# Task description
Return the full material exactly.

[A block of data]

+++

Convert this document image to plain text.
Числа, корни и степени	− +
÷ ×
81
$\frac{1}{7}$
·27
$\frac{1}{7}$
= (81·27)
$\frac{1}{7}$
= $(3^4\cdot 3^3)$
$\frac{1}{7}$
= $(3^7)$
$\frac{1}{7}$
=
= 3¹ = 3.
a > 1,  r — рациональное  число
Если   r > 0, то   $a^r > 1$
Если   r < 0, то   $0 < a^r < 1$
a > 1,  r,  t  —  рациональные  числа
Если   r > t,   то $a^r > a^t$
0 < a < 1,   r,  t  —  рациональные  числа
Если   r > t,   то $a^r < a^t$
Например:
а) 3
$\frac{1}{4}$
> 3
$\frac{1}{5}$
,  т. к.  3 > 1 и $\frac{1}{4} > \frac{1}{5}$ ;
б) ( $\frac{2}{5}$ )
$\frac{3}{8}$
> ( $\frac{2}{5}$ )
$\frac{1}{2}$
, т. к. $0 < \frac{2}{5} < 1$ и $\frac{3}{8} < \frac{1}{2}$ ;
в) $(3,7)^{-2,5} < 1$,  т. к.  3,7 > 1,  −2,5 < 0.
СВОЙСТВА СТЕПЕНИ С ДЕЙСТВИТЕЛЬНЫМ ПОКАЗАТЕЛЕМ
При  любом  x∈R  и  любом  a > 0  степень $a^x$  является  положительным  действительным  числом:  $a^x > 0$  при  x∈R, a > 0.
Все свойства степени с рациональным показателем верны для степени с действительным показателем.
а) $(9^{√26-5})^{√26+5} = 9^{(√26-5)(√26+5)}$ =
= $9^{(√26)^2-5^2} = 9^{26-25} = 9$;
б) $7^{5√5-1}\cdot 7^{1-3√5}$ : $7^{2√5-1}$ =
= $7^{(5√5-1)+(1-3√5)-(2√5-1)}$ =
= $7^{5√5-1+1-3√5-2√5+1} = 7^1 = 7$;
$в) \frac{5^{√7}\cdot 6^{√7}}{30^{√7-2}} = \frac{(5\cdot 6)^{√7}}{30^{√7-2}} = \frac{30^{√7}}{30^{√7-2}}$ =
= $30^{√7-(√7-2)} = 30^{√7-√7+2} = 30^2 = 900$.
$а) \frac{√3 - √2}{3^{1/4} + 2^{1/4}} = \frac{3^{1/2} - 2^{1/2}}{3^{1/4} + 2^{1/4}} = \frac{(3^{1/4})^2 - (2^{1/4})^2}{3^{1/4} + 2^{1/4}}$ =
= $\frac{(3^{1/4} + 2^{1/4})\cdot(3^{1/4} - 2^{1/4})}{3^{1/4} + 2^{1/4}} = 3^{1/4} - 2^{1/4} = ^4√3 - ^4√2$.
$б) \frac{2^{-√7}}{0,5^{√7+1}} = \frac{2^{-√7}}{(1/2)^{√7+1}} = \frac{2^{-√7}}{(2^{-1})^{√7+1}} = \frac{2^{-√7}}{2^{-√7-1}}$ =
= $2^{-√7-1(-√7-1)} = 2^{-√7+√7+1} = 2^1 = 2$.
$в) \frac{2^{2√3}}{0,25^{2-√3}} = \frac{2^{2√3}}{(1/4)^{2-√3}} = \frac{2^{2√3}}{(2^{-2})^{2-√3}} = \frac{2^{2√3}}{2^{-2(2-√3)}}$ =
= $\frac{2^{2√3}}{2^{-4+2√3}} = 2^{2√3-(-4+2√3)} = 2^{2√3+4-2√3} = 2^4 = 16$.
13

+++

# Solution to this task
Convert this document image to plain text.
Числа, корни и степени	− +
÷ ×
81
$\frac{1}{7}$
·27
$\frac{1}{7}$
= (81·27)
$\frac{1}{7}$
= $(3^4\cdot 3^3)$
$\frac{1}{7}$
= $(3^7)$
$\frac{1}{7}$
=
= 3¹ = 3.
a > 1,  r — рациональное  число
Если   r > 0, то   $a^r > 1$
Если   r < 0, то   $0 < a^r < 1$
a > 1,  r,  t  —  рациональные  числа
Если   r > t,   то $a^r > a^t$
0 < a < 1,   r,  t  —  рациональные  числа
Если   r > t,   то $a^r < a^t$
Например:
а) 3
$\frac{1}{4}$
> 3
$\frac{1}{5}$
,  т. к.  3 > 1 и $\frac{1}{4} > \frac{1}{5}$ ;
б) ( $\frac{2}{5}$ )
$\frac{3}{8}$
> ( $\frac{2}{5}$ )
$\frac{1}{2}$
, т. к. $0 < \frac{2}{5} < 1$ и $\frac{3}{8} < \frac{1}{2}$ ;
в) $(3,7)^{-2,5} < 1$,  т. к.  3,7 > 1,  −2,5 < 0.
СВОЙСТВА СТЕПЕНИ С ДЕЙСТВИТЕЛЬНЫМ ПОКАЗАТЕЛЕМ
При  любом  x∈R  и  любом  a > 0  степень $a^x$  является  положительным  действительным  числом:  $a^x > 0$  при  x∈R, a > 0.
Все свойства степени с рациональным показателем верны для степени с действительным показателем.
а) $(9^{√26-5})^{√26+5} = 9^{(√26-5)(√26+5)}$ =
= $9^{(√26)^2-5^2} = 9^{26-25} = 9$;
б) $7^{5√5-1}\cdot 7^{1-3√5}$ : $7^{2√5-1}$ =
= $7^{(5√5-1)+(1-3√5)-(2√5-1)}$ =
= $7^{5√5-1+1-3√5-2√5+1} = 7^1 = 7$;
$в) \frac{5^{√7}\cdot 6^{√7}}{30^{√7-2}} = \frac{(5\cdot 6)^{√7}}{30^{√7-2}} = \frac{30^{√7}}{30^{√7-2}}$ =
= $30^{√7-(√7-2)} = 30^{√7-√7+2} = 30^2 = 900$.
$а) \frac{√3 - √2}{3^{1/4} + 2^{1/4}} = \frac{3^{1/2} - 2^{1/2}}{3^{1/4} + 2^{1/4}} = \frac{(3^{1/4})^2 - (2^{1/4})^2}{3^{1/4} + 2^{1/4}}$ =
= $\frac{(3^{1/4} + 2^{1/4})\cdot(3^{1/4} - 2^{1/4})}{3^{1/4} + 2^{1/4}} = 3^{1/4} - 2^{1/4} = ^4√3 - ^4√2$.
$б) \frac{2^{-√7}}{0,5^{√7+1}} = \frac{2^{-√7}}{(1/2)^{√7+1}} = \frac{2^{-√7}}{(2^{-1})^{√7+1}} = \frac{2^{-√7}}{2^{-√7-1}}$ =
= $2^{-√7-1(-√7-1)} = 2^{-√7+√7+1} = 2^1 = 2$.
$в) \frac{2^{2√3}}{0,25^{2-√3}} = \frac{2^{2√3}}{(1/4)^{2-√3}} = \frac{2^{2√3}}{(2^{-2})^{2-√3}} = \frac{2^{2√3}}{2^{-2(2-√3)}}$ =
= $\frac{2^{2√3}}{2^{-4+2√3}} = 2^{2√3-(-4+2√3)} = 2^{2√3+4-2√3} = 2^4 = 16$.
13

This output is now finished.